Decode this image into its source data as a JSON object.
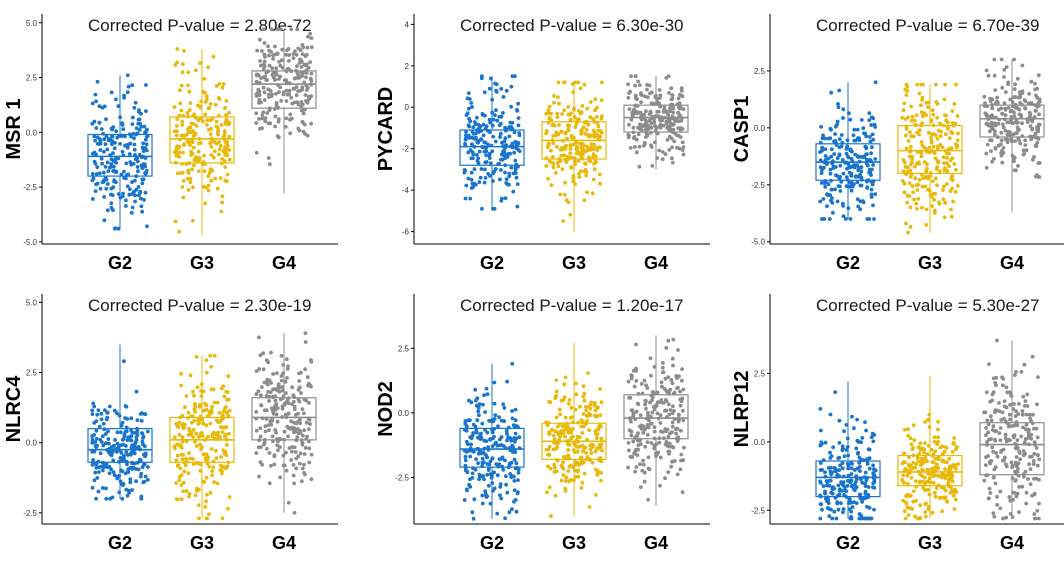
{
  "chart_data": [
    {
      "type": "box",
      "title": "Corrected P-value = 2.80e-72",
      "ylabel": "MSR 1",
      "categories": [
        "G2",
        "G3",
        "G4"
      ],
      "yticks": [
        5.0,
        2.5,
        0.0,
        -2.5,
        -5.0
      ],
      "ytick_labels": [
        "5.0",
        "2.5",
        "0.0",
        "-2.5",
        "-5.0"
      ],
      "ylim": [
        -5.1,
        5.4
      ],
      "colors": [
        "#1874CD",
        "#E8B80A",
        "#8C8C8C"
      ],
      "series": [
        {
          "name": "G2",
          "min": -4.4,
          "q1": -2.0,
          "median": -1.1,
          "q3": -0.1,
          "max": 2.6
        },
        {
          "name": "G3",
          "min": -4.7,
          "q1": -1.4,
          "median": -0.3,
          "q3": 0.7,
          "max": 3.8
        },
        {
          "name": "G4",
          "min": -2.8,
          "q1": 1.1,
          "median": 2.2,
          "q3": 2.8,
          "max": 4.7
        }
      ]
    },
    {
      "type": "box",
      "title": "Corrected P-value = 6.30e-30",
      "ylabel": "PYCARD",
      "categories": [
        "G2",
        "G3",
        "G4"
      ],
      "yticks": [
        4,
        2,
        0,
        -2,
        -4,
        -6
      ],
      "ytick_labels": [
        "4",
        "2",
        "0",
        "-2",
        "-4",
        "-6"
      ],
      "ylim": [
        -6.6,
        4.5
      ],
      "colors": [
        "#1874CD",
        "#E8B80A",
        "#8C8C8C"
      ],
      "series": [
        {
          "name": "G2",
          "min": -4.9,
          "q1": -2.8,
          "median": -1.9,
          "q3": -1.1,
          "max": 1.5
        },
        {
          "name": "G3",
          "min": -6.0,
          "q1": -2.5,
          "median": -1.6,
          "q3": -0.7,
          "max": 1.2
        },
        {
          "name": "G4",
          "min": -3.0,
          "q1": -1.2,
          "median": -0.5,
          "q3": 0.1,
          "max": 1.5
        }
      ]
    },
    {
      "type": "box",
      "title": "Corrected P-value = 6.70e-39",
      "ylabel": "CASP1",
      "categories": [
        "G2",
        "G3",
        "G4"
      ],
      "yticks": [
        2.5,
        0.0,
        -2.5,
        -5.0
      ],
      "ytick_labels": [
        "2.5",
        "0.0",
        "-2.5",
        "-5.0"
      ],
      "ylim": [
        -5.1,
        5.0
      ],
      "colors": [
        "#1874CD",
        "#E8B80A",
        "#8C8C8C"
      ],
      "series": [
        {
          "name": "G2",
          "min": -4.0,
          "q1": -2.3,
          "median": -1.5,
          "q3": -0.7,
          "max": 2.0
        },
        {
          "name": "G3",
          "min": -4.6,
          "q1": -2.0,
          "median": -1.0,
          "q3": 0.1,
          "max": 1.9
        },
        {
          "name": "G4",
          "min": -3.7,
          "q1": -0.4,
          "median": 0.4,
          "q3": 1.0,
          "max": 3.0
        }
      ]
    },
    {
      "type": "box",
      "title": "Corrected P-value = 2.30e-19",
      "ylabel": "NLRC4",
      "categories": [
        "G2",
        "G3",
        "G4"
      ],
      "yticks": [
        5.0,
        2.5,
        0.0,
        -2.5
      ],
      "ytick_labels": [
        "5.0",
        "2.5",
        "0.0",
        "-2.5"
      ],
      "ylim": [
        -2.9,
        5.3
      ],
      "colors": [
        "#1874CD",
        "#E8B80A",
        "#8C8C8C"
      ],
      "series": [
        {
          "name": "G2",
          "min": -2.0,
          "q1": -0.7,
          "median": -0.25,
          "q3": 0.5,
          "max": 3.5
        },
        {
          "name": "G3",
          "min": -2.7,
          "q1": -0.7,
          "median": 0.1,
          "q3": 0.9,
          "max": 3.1
        },
        {
          "name": "G4",
          "min": -2.5,
          "q1": 0.1,
          "median": 0.9,
          "q3": 1.6,
          "max": 3.9
        }
      ]
    },
    {
      "type": "box",
      "title": "Corrected P-value = 1.20e-17",
      "ylabel": "NOD2",
      "categories": [
        "G2",
        "G3",
        "G4"
      ],
      "yticks": [
        2.5,
        0.0,
        -2.5
      ],
      "ytick_labels": [
        "2.5",
        "0.0",
        "-2.5"
      ],
      "ylim": [
        -4.3,
        4.6
      ],
      "colors": [
        "#1874CD",
        "#E8B80A",
        "#8C8C8C"
      ],
      "series": [
        {
          "name": "G2",
          "min": -4.1,
          "q1": -2.1,
          "median": -1.4,
          "q3": -0.6,
          "max": 1.9
        },
        {
          "name": "G3",
          "min": -4.0,
          "q1": -1.8,
          "median": -1.1,
          "q3": -0.4,
          "max": 2.7
        },
        {
          "name": "G4",
          "min": -3.6,
          "q1": -1.0,
          "median": -0.2,
          "q3": 0.7,
          "max": 3.0
        }
      ]
    },
    {
      "type": "box",
      "title": "Corrected P-value = 5.30e-27",
      "ylabel": "NLRP12",
      "categories": [
        "G2",
        "G3",
        "G4"
      ],
      "yticks": [
        2.5,
        0.0,
        -2.5
      ],
      "ytick_labels": [
        "2.5",
        "0.0",
        "-2.5"
      ],
      "ylim": [
        -3.0,
        5.4
      ],
      "colors": [
        "#1874CD",
        "#E8B80A",
        "#8C8C8C"
      ],
      "series": [
        {
          "name": "G2",
          "min": -2.8,
          "q1": -2.0,
          "median": -1.3,
          "q3": -0.7,
          "max": 2.2
        },
        {
          "name": "G3",
          "min": -2.8,
          "q1": -1.6,
          "median": -1.1,
          "q3": -0.5,
          "max": 2.4
        },
        {
          "name": "G4",
          "min": -2.8,
          "q1": -1.2,
          "median": -0.1,
          "q3": 0.7,
          "max": 3.7
        }
      ]
    }
  ]
}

What is required: Reproduce the records above exactly, leaving out every picture they contain.

Output:
Decode this image into its source data as a JSON object.
{
  "chart_data": [
    {
      "type": "box",
      "title": "Corrected P-value = 2.80e-72",
      "ylabel": "MSR 1",
      "categories": [
        "G2",
        "G3",
        "G4"
      ],
      "yticks": [
        5.0,
        2.5,
        0.0,
        -2.5,
        -5.0
      ],
      "ytick_labels": [
        "5.0",
        "2.5",
        "0.0",
        "-2.5",
        "-5.0"
      ],
      "ylim": [
        -5.1,
        5.4
      ],
      "colors": [
        "#1874CD",
        "#E8B80A",
        "#8C8C8C"
      ],
      "series": [
        {
          "name": "G2",
          "min": -4.4,
          "q1": -2.0,
          "median": -1.1,
          "q3": -0.1,
          "max": 2.6
        },
        {
          "name": "G3",
          "min": -4.7,
          "q1": -1.4,
          "median": -0.3,
          "q3": 0.7,
          "max": 3.8
        },
        {
          "name": "G4",
          "min": -2.8,
          "q1": 1.1,
          "median": 2.2,
          "q3": 2.8,
          "max": 4.7
        }
      ]
    },
    {
      "type": "box",
      "title": "Corrected P-value = 6.30e-30",
      "ylabel": "PYCARD",
      "categories": [
        "G2",
        "G3",
        "G4"
      ],
      "yticks": [
        4,
        2,
        0,
        -2,
        -4,
        -6
      ],
      "ytick_labels": [
        "4",
        "2",
        "0",
        "-2",
        "-4",
        "-6"
      ],
      "ylim": [
        -6.6,
        4.5
      ],
      "colors": [
        "#1874CD",
        "#E8B80A",
        "#8C8C8C"
      ],
      "series": [
        {
          "name": "G2",
          "min": -4.9,
          "q1": -2.8,
          "median": -1.9,
          "q3": -1.1,
          "max": 1.5
        },
        {
          "name": "G3",
          "min": -6.0,
          "q1": -2.5,
          "median": -1.6,
          "q3": -0.7,
          "max": 1.2
        },
        {
          "name": "G4",
          "min": -3.0,
          "q1": -1.2,
          "median": -0.5,
          "q3": 0.1,
          "max": 1.5
        }
      ]
    },
    {
      "type": "box",
      "title": "Corrected P-value = 6.70e-39",
      "ylabel": "CASP1",
      "categories": [
        "G2",
        "G3",
        "G4"
      ],
      "yticks": [
        2.5,
        0.0,
        -2.5,
        -5.0
      ],
      "ytick_labels": [
        "2.5",
        "0.0",
        "-2.5",
        "-5.0"
      ],
      "ylim": [
        -5.1,
        5.0
      ],
      "colors": [
        "#1874CD",
        "#E8B80A",
        "#8C8C8C"
      ],
      "series": [
        {
          "name": "G2",
          "min": -4.0,
          "q1": -2.3,
          "median": -1.5,
          "q3": -0.7,
          "max": 2.0
        },
        {
          "name": "G3",
          "min": -4.6,
          "q1": -2.0,
          "median": -1.0,
          "q3": 0.1,
          "max": 1.9
        },
        {
          "name": "G4",
          "min": -3.7,
          "q1": -0.4,
          "median": 0.4,
          "q3": 1.0,
          "max": 3.0
        }
      ]
    },
    {
      "type": "box",
      "title": "Corrected P-value = 2.30e-19",
      "ylabel": "NLRC4",
      "categories": [
        "G2",
        "G3",
        "G4"
      ],
      "yticks": [
        5.0,
        2.5,
        0.0,
        -2.5
      ],
      "ytick_labels": [
        "5.0",
        "2.5",
        "0.0",
        "-2.5"
      ],
      "ylim": [
        -2.9,
        5.3
      ],
      "colors": [
        "#1874CD",
        "#E8B80A",
        "#8C8C8C"
      ],
      "series": [
        {
          "name": "G2",
          "min": -2.0,
          "q1": -0.7,
          "median": -0.25,
          "q3": 0.5,
          "max": 3.5
        },
        {
          "name": "G3",
          "min": -2.7,
          "q1": -0.7,
          "median": 0.1,
          "q3": 0.9,
          "max": 3.1
        },
        {
          "name": "G4",
          "min": -2.5,
          "q1": 0.1,
          "median": 0.9,
          "q3": 1.6,
          "max": 3.9
        }
      ]
    },
    {
      "type": "box",
      "title": "Corrected P-value = 1.20e-17",
      "ylabel": "NOD2",
      "categories": [
        "G2",
        "G3",
        "G4"
      ],
      "yticks": [
        2.5,
        0.0,
        -2.5
      ],
      "ytick_labels": [
        "2.5",
        "0.0",
        "-2.5"
      ],
      "ylim": [
        -4.3,
        4.6
      ],
      "colors": [
        "#1874CD",
        "#E8B80A",
        "#8C8C8C"
      ],
      "series": [
        {
          "name": "G2",
          "min": -4.1,
          "q1": -2.1,
          "median": -1.4,
          "q3": -0.6,
          "max": 1.9
        },
        {
          "name": "G3",
          "min": -4.0,
          "q1": -1.8,
          "median": -1.1,
          "q3": -0.4,
          "max": 2.7
        },
        {
          "name": "G4",
          "min": -3.6,
          "q1": -1.0,
          "median": -0.2,
          "q3": 0.7,
          "max": 3.0
        }
      ]
    },
    {
      "type": "box",
      "title": "Corrected P-value = 5.30e-27",
      "ylabel": "NLRP12",
      "categories": [
        "G2",
        "G3",
        "G4"
      ],
      "yticks": [
        2.5,
        0.0,
        -2.5
      ],
      "ytick_labels": [
        "2.5",
        "0.0",
        "-2.5"
      ],
      "ylim": [
        -3.0,
        5.4
      ],
      "colors": [
        "#1874CD",
        "#E8B80A",
        "#8C8C8C"
      ],
      "series": [
        {
          "name": "G2",
          "min": -2.8,
          "q1": -2.0,
          "median": -1.3,
          "q3": -0.7,
          "max": 2.2
        },
        {
          "name": "G3",
          "min": -2.8,
          "q1": -1.6,
          "median": -1.1,
          "q3": -0.5,
          "max": 2.4
        },
        {
          "name": "G4",
          "min": -2.8,
          "q1": -1.2,
          "median": -0.1,
          "q3": 0.7,
          "max": 3.7
        }
      ]
    }
  ]
}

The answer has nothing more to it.